| WRITTEN REQUEST |
Only the pictures are omitted; repeat all other data exactly.

Dataset entries:
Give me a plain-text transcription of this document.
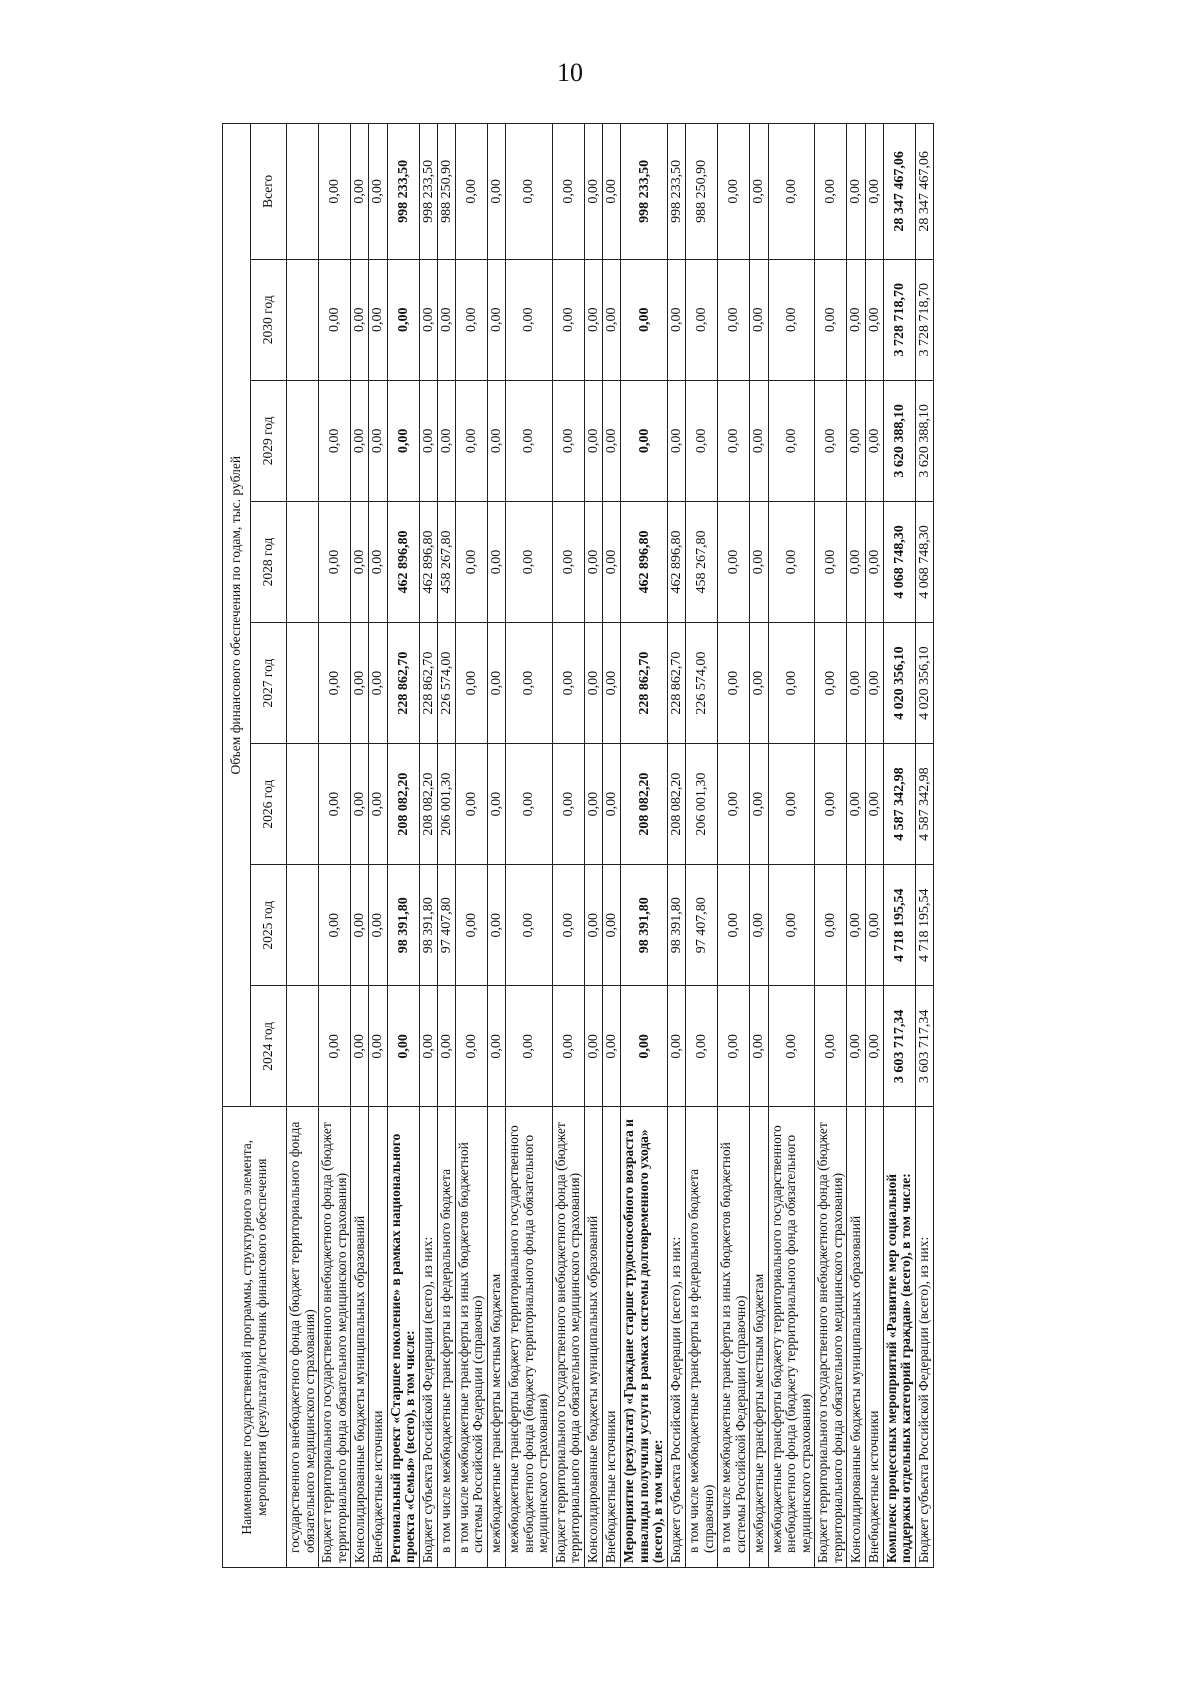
10
Наименование государственной программы, структурного элемента, мероприятия (результата)/источник финансового обеспечения	Объем финансового обеспечения по годам, тыс. рублей							
	2024 год	2025 год	2026 год	2027 год	2028 год	2029 год	2030 год	Всего
государственного внебюджетного фонда (бюджет территориального фонда обязательного медицинского страхования)								
Бюджет территориального государственного внебюджетного фонда (бюджет территориального фонда обязательного медицинского страхования)	0,00	0,00	0,00	0,00	0,00	0,00	0,00	0,00
Консолидированные бюджеты муниципальных образований	0,00	0,00	0,00	0,00	0,00	0,00	0,00	0,00
Внебюджетные источники	0,00	0,00	0,00	0,00	0,00	0,00	0,00	0,00
Региональный проект «Старшее поколение» в рамках национального проекта «Семья» (всего), в том числе:	0,00	98 391,80	208 082,20	228 862,70	462 896,80	0,00	0,00	998 233,50
Бюджет субъекта Российской Федерации (всего), из них:	0,00	98 391,80	208 082,20	228 862,70	462 896,80	0,00	0,00	998 233,50
в том числе межбюджетные трансферты из федерального бюджета	0,00	97 407,80	206 001,30	226 574,00	458 267,80	0,00	0,00	988 250,90
в том числе межбюджетные трансферты из иных бюджетов бюджетной системы Российской Федерации (справочно)	0,00	0,00	0,00	0,00	0,00	0,00	0,00	0,00
межбюджетные трансферты местным бюджетам	0,00	0,00	0,00	0,00	0,00	0,00	0,00	0,00
межбюджетные трансферты бюджету территориального государственного внебюджетного фонда (бюджету территориального фонда обязательного медицинского страхования)	0,00	0,00	0,00	0,00	0,00	0,00	0,00	0,00
Бюджет территориального государственного внебюджетного фонда (бюджет территориального фонда обязательного медицинского страхования)	0,00	0,00	0,00	0,00	0,00	0,00	0,00	0,00
Консолидированные бюджеты муниципальных образований	0,00	0,00	0,00	0,00	0,00	0,00	0,00	0,00
Внебюджетные источники	0,00	0,00	0,00	0,00	0,00	0,00	0,00	0,00
Мероприятие (результат) «Граждане старше трудоспособного возраста и инвалиды получили услуги в рамках системы долговременного ухода» (всего), в том числе:	0,00	98 391,80	208 082,20	228 862,70	462 896,80	0,00	0,00	998 233,50
Бюджет субъекта Российской Федерации (всего), из них:	0,00	98 391,80	208 082,20	228 862,70	462 896,80	0,00	0,00	998 233,50
в том числе межбюджетные трансферты из федерального бюджета (справочно)	0,00	97 407,80	206 001,30	226 574,00	458 267,80	0,00	0,00	988 250,90
в том числе межбюджетные трансферты из иных бюджетов бюджетной системы Российской Федерации (справочно)	0,00	0,00	0,00	0,00	0,00	0,00	0,00	0,00
межбюджетные трансферты местным бюджетам	0,00	0,00	0,00	0,00	0,00	0,00	0,00	0,00
межбюджетные трансферты бюджету территориального государственного внебюджетного фонда (бюджету территориального фонда обязательного медицинского страхования)	0,00	0,00	0,00	0,00	0,00	0,00	0,00	0,00
Бюджет территориального государственного внебюджетного фонда (бюджет территориального фонда обязательного медицинского страхования)	0,00	0,00	0,00	0,00	0,00	0,00	0,00	0,00
Консолидированные бюджеты муниципальных образований	0,00	0,00	0,00	0,00	0,00	0,00	0,00	0,00
Внебюджетные источники	0,00	0,00	0,00	0,00	0,00	0,00	0,00	0,00
Комплекс процессных мероприятий «Развитие мер социальной поддержки отдельных категорий граждан» (всего), в том числе:	3 603 717,34	4 718 195,54	4 587 342,98	4 020 356,10	4 068 748,30	3 620 388,10	3 728 718,70	28 347 467,06
Бюджет субъекта Российской Федерации (всего), из них:	3 603 717,34	4 718 195,54	4 587 342,98	4 020 356,10	4 068 748,30	3 620 388,10	3 728 718,70	28 347 467,06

| THE SOLUTION |
Give me a plain-text transcription of this document.
10
Наименование государственной программы, структурного элемента, мероприятия (результата)/источник финансового обеспечения	Объем финансового обеспечения по годам, тыс. рублей							
	2024 год	2025 год	2026 год	2027 год	2028 год	2029 год	2030 год	Всего
государственного внебюджетного фонда (бюджет территориального фонда обязательного медицинского страхования)								
Бюджет территориального государственного внебюджетного фонда (бюджет территориального фонда обязательного медицинского страхования)	0,00	0,00	0,00	0,00	0,00	0,00	0,00	0,00
Консолидированные бюджеты муниципальных образований	0,00	0,00	0,00	0,00	0,00	0,00	0,00	0,00
Внебюджетные источники	0,00	0,00	0,00	0,00	0,00	0,00	0,00	0,00
Региональный проект «Старшее поколение» в рамках национального проекта «Семья» (всего), в том числе:	0,00	98 391,80	208 082,20	228 862,70	462 896,80	0,00	0,00	998 233,50
Бюджет субъекта Российской Федерации (всего), из них:	0,00	98 391,80	208 082,20	228 862,70	462 896,80	0,00	0,00	998 233,50
в том числе межбюджетные трансферты из федерального бюджета	0,00	97 407,80	206 001,30	226 574,00	458 267,80	0,00	0,00	988 250,90
в том числе межбюджетные трансферты из иных бюджетов бюджетной системы Российской Федерации (справочно)	0,00	0,00	0,00	0,00	0,00	0,00	0,00	0,00
межбюджетные трансферты местным бюджетам	0,00	0,00	0,00	0,00	0,00	0,00	0,00	0,00
межбюджетные трансферты бюджету территориального государственного внебюджетного фонда (бюджету территориального фонда обязательного медицинского страхования)	0,00	0,00	0,00	0,00	0,00	0,00	0,00	0,00
Бюджет территориального государственного внебюджетного фонда (бюджет территориального фонда обязательного медицинского страхования)	0,00	0,00	0,00	0,00	0,00	0,00	0,00	0,00
Консолидированные бюджеты муниципальных образований	0,00	0,00	0,00	0,00	0,00	0,00	0,00	0,00
Внебюджетные источники	0,00	0,00	0,00	0,00	0,00	0,00	0,00	0,00
Мероприятие (результат) «Граждане старше трудоспособного возраста и инвалиды получили услуги в рамках системы долговременного ухода» (всего), в том числе:	0,00	98 391,80	208 082,20	228 862,70	462 896,80	0,00	0,00	998 233,50
Бюджет субъекта Российской Федерации (всего), из них:	0,00	98 391,80	208 082,20	228 862,70	462 896,80	0,00	0,00	998 233,50
в том числе межбюджетные трансферты из федерального бюджета (справочно)	0,00	97 407,80	206 001,30	226 574,00	458 267,80	0,00	0,00	988 250,90
в том числе межбюджетные трансферты из иных бюджетов бюджетной системы Российской Федерации (справочно)	0,00	0,00	0,00	0,00	0,00	0,00	0,00	0,00
межбюджетные трансферты местным бюджетам	0,00	0,00	0,00	0,00	0,00	0,00	0,00	0,00
межбюджетные трансферты бюджету территориального государственного внебюджетного фонда (бюджету территориального фонда обязательного медицинского страхования)	0,00	0,00	0,00	0,00	0,00	0,00	0,00	0,00
Бюджет территориального государственного внебюджетного фонда (бюджет территориального фонда обязательного медицинского страхования)	0,00	0,00	0,00	0,00	0,00	0,00	0,00	0,00
Консолидированные бюджеты муниципальных образований	0,00	0,00	0,00	0,00	0,00	0,00	0,00	0,00
Внебюджетные источники	0,00	0,00	0,00	0,00	0,00	0,00	0,00	0,00
Комплекс процессных мероприятий «Развитие мер социальной поддержки отдельных категорий граждан» (всего), в том числе:	3 603 717,34	4 718 195,54	4 587 342,98	4 020 356,10	4 068 748,30	3 620 388,10	3 728 718,70	28 347 467,06
Бюджет субъекта Российской Федерации (всего), из них:	3 603 717,34	4 718 195,54	4 587 342,98	4 020 356,10	4 068 748,30	3 620 388,10	3 728 718,70	28 347 467,06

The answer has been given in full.